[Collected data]
"""

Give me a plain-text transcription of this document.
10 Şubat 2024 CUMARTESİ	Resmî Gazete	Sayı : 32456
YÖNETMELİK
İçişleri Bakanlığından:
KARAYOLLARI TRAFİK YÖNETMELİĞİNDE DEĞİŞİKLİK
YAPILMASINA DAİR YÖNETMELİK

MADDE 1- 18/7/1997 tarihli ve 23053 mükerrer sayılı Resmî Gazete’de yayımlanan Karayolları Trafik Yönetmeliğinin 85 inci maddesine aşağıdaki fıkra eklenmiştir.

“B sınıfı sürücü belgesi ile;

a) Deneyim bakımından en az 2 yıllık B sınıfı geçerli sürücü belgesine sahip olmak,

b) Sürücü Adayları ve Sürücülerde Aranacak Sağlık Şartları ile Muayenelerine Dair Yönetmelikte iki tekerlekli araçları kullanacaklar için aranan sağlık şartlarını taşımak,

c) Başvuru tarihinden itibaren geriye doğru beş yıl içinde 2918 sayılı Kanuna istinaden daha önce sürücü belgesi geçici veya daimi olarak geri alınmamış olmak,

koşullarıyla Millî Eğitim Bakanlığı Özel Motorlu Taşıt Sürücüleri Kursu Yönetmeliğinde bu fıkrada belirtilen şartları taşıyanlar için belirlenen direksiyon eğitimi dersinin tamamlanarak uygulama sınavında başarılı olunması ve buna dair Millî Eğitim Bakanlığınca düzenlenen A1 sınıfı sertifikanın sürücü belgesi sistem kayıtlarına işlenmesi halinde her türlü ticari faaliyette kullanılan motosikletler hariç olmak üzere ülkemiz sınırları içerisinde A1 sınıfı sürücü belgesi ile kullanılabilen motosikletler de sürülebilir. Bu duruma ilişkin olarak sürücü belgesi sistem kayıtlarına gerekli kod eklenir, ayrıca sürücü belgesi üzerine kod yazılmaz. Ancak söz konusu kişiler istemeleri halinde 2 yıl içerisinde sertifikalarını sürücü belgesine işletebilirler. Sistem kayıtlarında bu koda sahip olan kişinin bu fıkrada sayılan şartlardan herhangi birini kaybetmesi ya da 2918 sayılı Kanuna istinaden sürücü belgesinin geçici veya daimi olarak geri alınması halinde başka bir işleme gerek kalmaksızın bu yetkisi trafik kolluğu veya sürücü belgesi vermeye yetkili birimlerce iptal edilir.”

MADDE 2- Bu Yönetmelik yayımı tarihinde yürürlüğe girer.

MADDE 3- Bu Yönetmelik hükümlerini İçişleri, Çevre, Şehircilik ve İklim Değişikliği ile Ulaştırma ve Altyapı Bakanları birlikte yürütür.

"""
"""

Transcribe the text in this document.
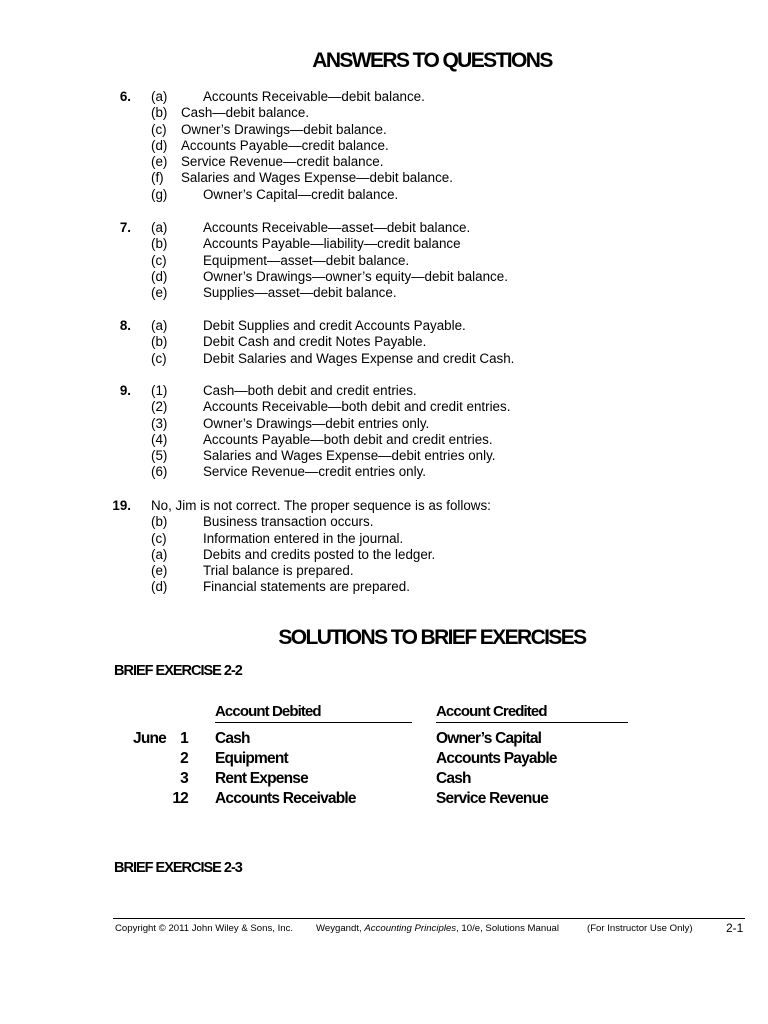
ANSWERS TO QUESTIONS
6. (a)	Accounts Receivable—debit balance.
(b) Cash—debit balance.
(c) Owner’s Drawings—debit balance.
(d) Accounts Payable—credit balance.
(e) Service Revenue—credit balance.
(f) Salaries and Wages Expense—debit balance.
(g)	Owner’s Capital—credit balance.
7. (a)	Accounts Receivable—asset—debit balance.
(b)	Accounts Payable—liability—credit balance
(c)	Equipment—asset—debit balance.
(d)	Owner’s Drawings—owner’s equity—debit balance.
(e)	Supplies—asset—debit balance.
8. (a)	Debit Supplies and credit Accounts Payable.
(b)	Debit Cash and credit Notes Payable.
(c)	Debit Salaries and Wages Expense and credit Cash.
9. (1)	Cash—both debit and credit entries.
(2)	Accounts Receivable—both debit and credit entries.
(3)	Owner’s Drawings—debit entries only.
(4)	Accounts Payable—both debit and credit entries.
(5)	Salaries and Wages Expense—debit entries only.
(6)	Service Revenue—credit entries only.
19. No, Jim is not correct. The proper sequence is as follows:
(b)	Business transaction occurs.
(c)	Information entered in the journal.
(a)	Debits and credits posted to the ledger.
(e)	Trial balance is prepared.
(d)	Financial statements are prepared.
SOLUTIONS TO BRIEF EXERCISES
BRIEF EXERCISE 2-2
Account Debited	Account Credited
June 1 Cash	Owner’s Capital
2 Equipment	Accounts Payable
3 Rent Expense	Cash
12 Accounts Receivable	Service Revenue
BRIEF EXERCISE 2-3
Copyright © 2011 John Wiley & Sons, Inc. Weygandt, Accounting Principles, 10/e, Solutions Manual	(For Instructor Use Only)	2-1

"""

> **REQUIREMENTS**
Pick out the lines that contain "entries" and copy them.

> **FINISHED TASK**
9. (1)	Cash—both debit and credit entries.
(2)	Accounts Receivable—both debit and credit entries.
(3)	Owner’s Drawings—debit entries only.
(4)	Accounts Payable—both debit and credit entries.
(5)	Salaries and Wages Expense—debit entries only.
(6)	Service Revenue—credit entries only.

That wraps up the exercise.